» **WHAT THE TASK REQUIRES**:
Write out every line of the material exactly as it appears.
--- DATA ENTRIES ---
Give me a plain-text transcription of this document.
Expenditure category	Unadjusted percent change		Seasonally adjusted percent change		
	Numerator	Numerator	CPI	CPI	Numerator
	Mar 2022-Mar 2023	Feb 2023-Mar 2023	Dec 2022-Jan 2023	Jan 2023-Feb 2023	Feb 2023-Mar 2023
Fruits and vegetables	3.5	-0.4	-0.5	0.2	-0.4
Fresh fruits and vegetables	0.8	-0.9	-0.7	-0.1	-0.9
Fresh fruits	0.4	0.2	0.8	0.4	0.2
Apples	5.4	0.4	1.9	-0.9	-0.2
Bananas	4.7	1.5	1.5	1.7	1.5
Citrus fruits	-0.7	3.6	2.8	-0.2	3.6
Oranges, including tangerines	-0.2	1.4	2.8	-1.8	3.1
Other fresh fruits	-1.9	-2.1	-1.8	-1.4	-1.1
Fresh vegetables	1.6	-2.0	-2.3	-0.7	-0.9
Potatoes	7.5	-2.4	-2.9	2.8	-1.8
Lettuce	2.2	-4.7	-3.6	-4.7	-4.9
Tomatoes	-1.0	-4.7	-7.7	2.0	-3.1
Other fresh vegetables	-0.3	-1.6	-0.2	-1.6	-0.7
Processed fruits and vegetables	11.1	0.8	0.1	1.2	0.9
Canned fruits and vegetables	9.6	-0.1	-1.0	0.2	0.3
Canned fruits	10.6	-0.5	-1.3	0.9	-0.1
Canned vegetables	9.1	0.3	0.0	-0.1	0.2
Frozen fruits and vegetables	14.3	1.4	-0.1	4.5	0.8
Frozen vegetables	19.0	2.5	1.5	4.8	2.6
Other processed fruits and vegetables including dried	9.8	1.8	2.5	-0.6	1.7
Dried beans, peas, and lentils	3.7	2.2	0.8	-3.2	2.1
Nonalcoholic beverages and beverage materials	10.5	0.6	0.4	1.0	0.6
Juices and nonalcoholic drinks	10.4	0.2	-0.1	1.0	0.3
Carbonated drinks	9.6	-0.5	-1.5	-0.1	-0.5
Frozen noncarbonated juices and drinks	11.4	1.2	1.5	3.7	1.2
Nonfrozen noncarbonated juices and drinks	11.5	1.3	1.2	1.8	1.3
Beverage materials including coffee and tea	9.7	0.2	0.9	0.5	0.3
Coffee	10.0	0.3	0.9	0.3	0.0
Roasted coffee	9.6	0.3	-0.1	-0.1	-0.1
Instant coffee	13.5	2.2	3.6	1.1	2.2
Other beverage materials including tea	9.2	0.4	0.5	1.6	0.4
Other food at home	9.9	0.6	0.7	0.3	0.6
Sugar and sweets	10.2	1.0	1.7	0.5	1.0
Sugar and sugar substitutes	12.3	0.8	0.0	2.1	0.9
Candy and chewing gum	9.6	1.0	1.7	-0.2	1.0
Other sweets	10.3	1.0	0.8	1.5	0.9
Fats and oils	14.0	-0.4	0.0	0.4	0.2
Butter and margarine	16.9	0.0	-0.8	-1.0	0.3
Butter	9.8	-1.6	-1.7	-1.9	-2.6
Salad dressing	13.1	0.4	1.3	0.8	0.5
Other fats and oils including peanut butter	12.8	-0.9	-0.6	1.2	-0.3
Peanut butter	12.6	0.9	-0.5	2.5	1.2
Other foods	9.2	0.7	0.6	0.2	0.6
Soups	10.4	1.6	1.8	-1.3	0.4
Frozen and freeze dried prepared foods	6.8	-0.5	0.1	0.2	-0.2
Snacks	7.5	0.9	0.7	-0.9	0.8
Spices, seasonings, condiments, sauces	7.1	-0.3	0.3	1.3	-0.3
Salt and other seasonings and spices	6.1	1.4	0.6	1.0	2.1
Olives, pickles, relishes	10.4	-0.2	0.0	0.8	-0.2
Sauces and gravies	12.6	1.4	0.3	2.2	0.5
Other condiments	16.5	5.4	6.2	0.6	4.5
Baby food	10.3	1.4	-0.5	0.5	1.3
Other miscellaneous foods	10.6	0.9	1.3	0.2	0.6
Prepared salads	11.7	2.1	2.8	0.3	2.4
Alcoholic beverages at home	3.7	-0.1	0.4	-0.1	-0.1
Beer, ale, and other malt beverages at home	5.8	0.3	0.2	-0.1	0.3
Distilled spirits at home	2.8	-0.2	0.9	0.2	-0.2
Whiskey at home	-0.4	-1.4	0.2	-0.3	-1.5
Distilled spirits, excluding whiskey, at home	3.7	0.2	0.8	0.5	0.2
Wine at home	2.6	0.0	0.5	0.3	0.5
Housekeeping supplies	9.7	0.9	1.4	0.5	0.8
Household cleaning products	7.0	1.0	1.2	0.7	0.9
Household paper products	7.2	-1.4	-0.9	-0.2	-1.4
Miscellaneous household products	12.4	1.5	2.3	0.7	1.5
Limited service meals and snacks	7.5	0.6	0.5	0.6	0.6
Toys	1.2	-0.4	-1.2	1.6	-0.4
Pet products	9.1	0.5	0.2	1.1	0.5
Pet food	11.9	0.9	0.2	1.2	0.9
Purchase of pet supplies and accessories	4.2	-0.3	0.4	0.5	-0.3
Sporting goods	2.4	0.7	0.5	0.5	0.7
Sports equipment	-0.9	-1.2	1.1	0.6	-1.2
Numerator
---
» **OUTPUT BELOW**:
Give me a plain-text transcription of this document.
Expenditure category	Unadjusted percent change		Seasonally adjusted percent change		
	Numerator	Numerator	CPI	CPI	Numerator
	Mar 2022-Mar 2023	Feb 2023-Mar 2023	Dec 2022-Jan 2023	Jan 2023-Feb 2023	Feb 2023-Mar 2023
Fruits and vegetables	3.5	-0.4	-0.5	0.2	-0.4
Fresh fruits and vegetables	0.8	-0.9	-0.7	-0.1	-0.9
Fresh fruits	0.4	0.2	0.8	0.4	0.2
Apples	5.4	0.4	1.9	-0.9	-0.2
Bananas	4.7	1.5	1.5	1.7	1.5
Citrus fruits	-0.7	3.6	2.8	-0.2	3.6
Oranges, including tangerines	-0.2	1.4	2.8	-1.8	3.1
Other fresh fruits	-1.9	-2.1	-1.8	-1.4	-1.1
Fresh vegetables	1.6	-2.0	-2.3	-0.7	-0.9
Potatoes	7.5	-2.4	-2.9	2.8	-1.8
Lettuce	2.2	-4.7	-3.6	-4.7	-4.9
Tomatoes	-1.0	-4.7	-7.7	2.0	-3.1
Other fresh vegetables	-0.3	-1.6	-0.2	-1.6	-0.7
Processed fruits and vegetables	11.1	0.8	0.1	1.2	0.9
Canned fruits and vegetables	9.6	-0.1	-1.0	0.2	0.3
Canned fruits	10.6	-0.5	-1.3	0.9	-0.1
Canned vegetables	9.1	0.3	0.0	-0.1	0.2
Frozen fruits and vegetables	14.3	1.4	-0.1	4.5	0.8
Frozen vegetables	19.0	2.5	1.5	4.8	2.6
Other processed fruits and vegetables including dried	9.8	1.8	2.5	-0.6	1.7
Dried beans, peas, and lentils	3.7	2.2	0.8	-3.2	2.1
Nonalcoholic beverages and beverage materials	10.5	0.6	0.4	1.0	0.6
Juices and nonalcoholic drinks	10.4	0.2	-0.1	1.0	0.3
Carbonated drinks	9.6	-0.5	-1.5	-0.1	-0.5
Frozen noncarbonated juices and drinks	11.4	1.2	1.5	3.7	1.2
Nonfrozen noncarbonated juices and drinks	11.5	1.3	1.2	1.8	1.3
Beverage materials including coffee and tea	9.7	0.2	0.9	0.5	0.3
Coffee	10.0	0.3	0.9	0.3	0.0
Roasted coffee	9.6	0.3	-0.1	-0.1	-0.1
Instant coffee	13.5	2.2	3.6	1.1	2.2
Other beverage materials including tea	9.2	0.4	0.5	1.6	0.4
Other food at home	9.9	0.6	0.7	0.3	0.6
Sugar and sweets	10.2	1.0	1.7	0.5	1.0
Sugar and sugar substitutes	12.3	0.8	0.0	2.1	0.9
Candy and chewing gum	9.6	1.0	1.7	-0.2	1.0
Other sweets	10.3	1.0	0.8	1.5	0.9
Fats and oils	14.0	-0.4	0.0	0.4	0.2
Butter and margarine	16.9	0.0	-0.8	-1.0	0.3
Butter	9.8	-1.6	-1.7	-1.9	-2.6
Salad dressing	13.1	0.4	1.3	0.8	0.5
Other fats and oils including peanut butter	12.8	-0.9	-0.6	1.2	-0.3
Peanut butter	12.6	0.9	-0.5	2.5	1.2
Other foods	9.2	0.7	0.6	0.2	0.6
Soups	10.4	1.6	1.8	-1.3	0.4
Frozen and freeze dried prepared foods	6.8	-0.5	0.1	0.2	-0.2
Snacks	7.5	0.9	0.7	-0.9	0.8
Spices, seasonings, condiments, sauces	7.1	-0.3	0.3	1.3	-0.3
Salt and other seasonings and spices	6.1	1.4	0.6	1.0	2.1
Olives, pickles, relishes	10.4	-0.2	0.0	0.8	-0.2
Sauces and gravies	12.6	1.4	0.3	2.2	0.5
Other condiments	16.5	5.4	6.2	0.6	4.5
Baby food	10.3	1.4	-0.5	0.5	1.3
Other miscellaneous foods	10.6	0.9	1.3	0.2	0.6
Prepared salads	11.7	2.1	2.8	0.3	2.4
Alcoholic beverages at home	3.7	-0.1	0.4	-0.1	-0.1
Beer, ale, and other malt beverages at home	5.8	0.3	0.2	-0.1	0.3
Distilled spirits at home	2.8	-0.2	0.9	0.2	-0.2
Whiskey at home	-0.4	-1.4	0.2	-0.3	-1.5
Distilled spirits, excluding whiskey, at home	3.7	0.2	0.8	0.5	0.2
Wine at home	2.6	0.0	0.5	0.3	0.5
Housekeeping supplies	9.7	0.9	1.4	0.5	0.8
Household cleaning products	7.0	1.0	1.2	0.7	0.9
Household paper products	7.2	-1.4	-0.9	-0.2	-1.4
Miscellaneous household products	12.4	1.5	2.3	0.7	1.5
Limited service meals and snacks	7.5	0.6	0.5	0.6	0.6
Toys	1.2	-0.4	-1.2	1.6	-0.4
Pet products	9.1	0.5	0.2	1.1	0.5
Pet food	11.9	0.9	0.2	1.2	0.9
Purchase of pet supplies and accessories	4.2	-0.3	0.4	0.5	-0.3
Sporting goods	2.4	0.7	0.5	0.5	0.7
Sports equipment	-0.9	-1.2	1.1	0.6	-1.2
Numerator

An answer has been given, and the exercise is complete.